**** Listed entries

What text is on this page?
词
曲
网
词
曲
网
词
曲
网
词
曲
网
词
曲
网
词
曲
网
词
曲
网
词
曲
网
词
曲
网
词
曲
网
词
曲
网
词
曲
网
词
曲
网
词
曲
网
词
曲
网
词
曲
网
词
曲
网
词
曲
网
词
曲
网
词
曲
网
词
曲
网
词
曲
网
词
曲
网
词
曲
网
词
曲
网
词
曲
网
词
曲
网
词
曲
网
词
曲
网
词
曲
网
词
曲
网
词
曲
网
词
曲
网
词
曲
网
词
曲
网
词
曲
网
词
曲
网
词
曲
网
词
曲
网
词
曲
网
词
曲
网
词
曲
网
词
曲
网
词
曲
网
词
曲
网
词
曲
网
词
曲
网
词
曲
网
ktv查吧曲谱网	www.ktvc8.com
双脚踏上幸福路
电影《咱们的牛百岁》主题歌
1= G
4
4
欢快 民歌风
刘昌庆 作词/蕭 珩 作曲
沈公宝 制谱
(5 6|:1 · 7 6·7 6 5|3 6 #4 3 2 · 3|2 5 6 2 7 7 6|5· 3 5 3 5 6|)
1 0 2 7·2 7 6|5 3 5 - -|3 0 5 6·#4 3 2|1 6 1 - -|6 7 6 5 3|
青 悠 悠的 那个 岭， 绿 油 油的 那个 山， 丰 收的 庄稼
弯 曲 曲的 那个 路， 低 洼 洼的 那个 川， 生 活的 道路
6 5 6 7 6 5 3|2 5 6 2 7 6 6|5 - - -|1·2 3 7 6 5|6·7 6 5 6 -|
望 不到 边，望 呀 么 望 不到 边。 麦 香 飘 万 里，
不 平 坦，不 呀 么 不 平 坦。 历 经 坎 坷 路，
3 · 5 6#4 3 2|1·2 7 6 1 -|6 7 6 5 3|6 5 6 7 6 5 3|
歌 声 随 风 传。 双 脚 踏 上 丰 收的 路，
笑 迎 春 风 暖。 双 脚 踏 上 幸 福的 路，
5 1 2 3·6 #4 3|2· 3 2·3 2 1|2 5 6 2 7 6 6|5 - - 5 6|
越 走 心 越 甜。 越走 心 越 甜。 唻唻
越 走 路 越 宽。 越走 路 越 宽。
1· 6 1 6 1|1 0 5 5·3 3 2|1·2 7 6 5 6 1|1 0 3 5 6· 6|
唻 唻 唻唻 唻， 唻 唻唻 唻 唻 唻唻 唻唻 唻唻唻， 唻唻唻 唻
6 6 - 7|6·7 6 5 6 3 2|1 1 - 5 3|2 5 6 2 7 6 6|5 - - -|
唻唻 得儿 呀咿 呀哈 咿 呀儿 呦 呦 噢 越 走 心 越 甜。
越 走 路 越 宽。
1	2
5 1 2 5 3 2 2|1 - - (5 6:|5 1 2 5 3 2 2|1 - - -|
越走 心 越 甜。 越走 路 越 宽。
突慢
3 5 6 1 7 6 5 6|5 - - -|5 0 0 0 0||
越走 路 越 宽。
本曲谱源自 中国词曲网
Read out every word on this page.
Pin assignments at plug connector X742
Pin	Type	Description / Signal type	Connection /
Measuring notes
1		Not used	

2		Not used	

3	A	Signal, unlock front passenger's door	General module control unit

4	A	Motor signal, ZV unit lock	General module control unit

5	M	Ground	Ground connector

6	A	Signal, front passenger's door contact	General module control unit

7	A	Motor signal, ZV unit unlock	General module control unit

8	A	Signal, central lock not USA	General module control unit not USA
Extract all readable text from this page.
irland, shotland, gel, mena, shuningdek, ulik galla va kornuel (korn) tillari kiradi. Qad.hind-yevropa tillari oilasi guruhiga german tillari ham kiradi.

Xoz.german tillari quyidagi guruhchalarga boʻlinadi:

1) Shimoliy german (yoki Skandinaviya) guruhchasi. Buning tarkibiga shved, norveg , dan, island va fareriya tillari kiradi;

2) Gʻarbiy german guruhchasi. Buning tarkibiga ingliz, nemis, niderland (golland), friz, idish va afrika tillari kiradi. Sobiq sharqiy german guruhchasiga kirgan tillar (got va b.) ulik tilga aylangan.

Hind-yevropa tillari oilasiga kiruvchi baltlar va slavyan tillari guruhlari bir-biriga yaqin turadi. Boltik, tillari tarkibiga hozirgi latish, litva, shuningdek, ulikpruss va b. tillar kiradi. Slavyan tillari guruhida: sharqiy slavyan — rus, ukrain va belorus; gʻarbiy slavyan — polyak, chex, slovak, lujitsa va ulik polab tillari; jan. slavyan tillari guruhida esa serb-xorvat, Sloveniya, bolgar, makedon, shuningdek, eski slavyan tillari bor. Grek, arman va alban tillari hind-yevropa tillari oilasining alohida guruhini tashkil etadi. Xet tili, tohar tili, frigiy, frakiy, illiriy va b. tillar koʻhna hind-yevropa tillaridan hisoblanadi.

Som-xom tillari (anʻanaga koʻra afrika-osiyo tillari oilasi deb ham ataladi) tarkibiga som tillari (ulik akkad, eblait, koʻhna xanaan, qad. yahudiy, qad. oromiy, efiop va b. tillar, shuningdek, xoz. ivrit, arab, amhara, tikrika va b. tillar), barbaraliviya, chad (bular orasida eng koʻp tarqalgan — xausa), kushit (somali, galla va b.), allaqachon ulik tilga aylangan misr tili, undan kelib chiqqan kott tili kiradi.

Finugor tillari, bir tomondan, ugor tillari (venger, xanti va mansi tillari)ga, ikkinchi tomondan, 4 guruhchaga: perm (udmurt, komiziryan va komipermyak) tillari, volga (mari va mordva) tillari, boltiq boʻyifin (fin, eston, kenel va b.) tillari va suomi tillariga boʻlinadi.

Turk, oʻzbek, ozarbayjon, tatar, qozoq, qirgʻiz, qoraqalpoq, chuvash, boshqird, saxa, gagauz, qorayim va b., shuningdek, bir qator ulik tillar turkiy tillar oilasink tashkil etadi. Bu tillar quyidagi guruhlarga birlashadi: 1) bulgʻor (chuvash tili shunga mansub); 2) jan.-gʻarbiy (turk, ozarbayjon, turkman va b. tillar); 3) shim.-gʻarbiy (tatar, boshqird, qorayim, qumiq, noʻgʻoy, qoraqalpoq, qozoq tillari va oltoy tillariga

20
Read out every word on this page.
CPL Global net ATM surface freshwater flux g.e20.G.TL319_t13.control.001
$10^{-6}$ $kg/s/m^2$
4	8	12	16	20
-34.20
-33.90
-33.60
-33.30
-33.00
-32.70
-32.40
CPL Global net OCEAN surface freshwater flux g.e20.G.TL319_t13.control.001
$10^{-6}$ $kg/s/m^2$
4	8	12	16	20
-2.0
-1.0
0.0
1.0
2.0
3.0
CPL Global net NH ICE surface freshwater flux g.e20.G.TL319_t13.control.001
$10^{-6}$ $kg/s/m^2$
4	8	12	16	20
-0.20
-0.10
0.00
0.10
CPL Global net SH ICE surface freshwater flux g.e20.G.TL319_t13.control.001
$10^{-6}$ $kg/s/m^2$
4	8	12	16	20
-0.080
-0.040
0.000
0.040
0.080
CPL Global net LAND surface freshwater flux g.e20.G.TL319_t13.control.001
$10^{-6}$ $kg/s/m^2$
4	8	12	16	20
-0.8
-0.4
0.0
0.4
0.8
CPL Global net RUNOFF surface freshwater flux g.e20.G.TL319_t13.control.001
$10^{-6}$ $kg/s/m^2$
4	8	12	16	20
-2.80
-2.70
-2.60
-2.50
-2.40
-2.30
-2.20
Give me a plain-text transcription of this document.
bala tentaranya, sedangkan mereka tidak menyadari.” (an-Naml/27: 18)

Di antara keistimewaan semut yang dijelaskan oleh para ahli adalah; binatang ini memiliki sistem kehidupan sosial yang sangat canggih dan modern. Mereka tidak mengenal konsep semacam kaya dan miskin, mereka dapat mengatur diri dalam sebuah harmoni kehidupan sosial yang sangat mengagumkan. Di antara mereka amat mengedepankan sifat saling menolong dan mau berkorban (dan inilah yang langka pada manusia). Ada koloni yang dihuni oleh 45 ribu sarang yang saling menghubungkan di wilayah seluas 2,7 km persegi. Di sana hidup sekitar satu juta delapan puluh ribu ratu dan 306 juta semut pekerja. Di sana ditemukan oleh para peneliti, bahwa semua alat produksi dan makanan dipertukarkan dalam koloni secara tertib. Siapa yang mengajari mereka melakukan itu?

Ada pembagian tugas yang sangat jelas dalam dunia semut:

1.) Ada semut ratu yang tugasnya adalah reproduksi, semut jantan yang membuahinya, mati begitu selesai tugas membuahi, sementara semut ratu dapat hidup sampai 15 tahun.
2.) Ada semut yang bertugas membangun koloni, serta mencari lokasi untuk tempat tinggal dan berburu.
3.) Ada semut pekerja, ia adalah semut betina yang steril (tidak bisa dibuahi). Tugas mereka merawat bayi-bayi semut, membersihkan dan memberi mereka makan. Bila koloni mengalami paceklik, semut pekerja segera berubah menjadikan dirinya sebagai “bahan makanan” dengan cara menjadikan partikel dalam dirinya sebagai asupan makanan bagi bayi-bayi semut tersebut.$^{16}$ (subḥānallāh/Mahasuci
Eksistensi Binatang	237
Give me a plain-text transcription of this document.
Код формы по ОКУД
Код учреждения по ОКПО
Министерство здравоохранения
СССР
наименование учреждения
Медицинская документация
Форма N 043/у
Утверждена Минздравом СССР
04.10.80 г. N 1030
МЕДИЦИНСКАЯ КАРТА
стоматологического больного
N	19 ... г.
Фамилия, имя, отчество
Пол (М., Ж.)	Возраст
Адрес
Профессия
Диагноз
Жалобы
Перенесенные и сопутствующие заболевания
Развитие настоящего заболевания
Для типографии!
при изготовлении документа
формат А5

********

▶ **Short task**: Copy every line of the listing that includes the string "General".

▶ **Complete answer**:
3	A	Signal, unlock front passenger's door	General module control unit
4	A	Motor signal, ZV unit lock	General module control unit
6	A	Signal, front passenger's door contact	General module control unit
7	A	Motor signal, ZV unit unlock	General module control unit
8	A	Signal, central lock not USA	General module control unit not USA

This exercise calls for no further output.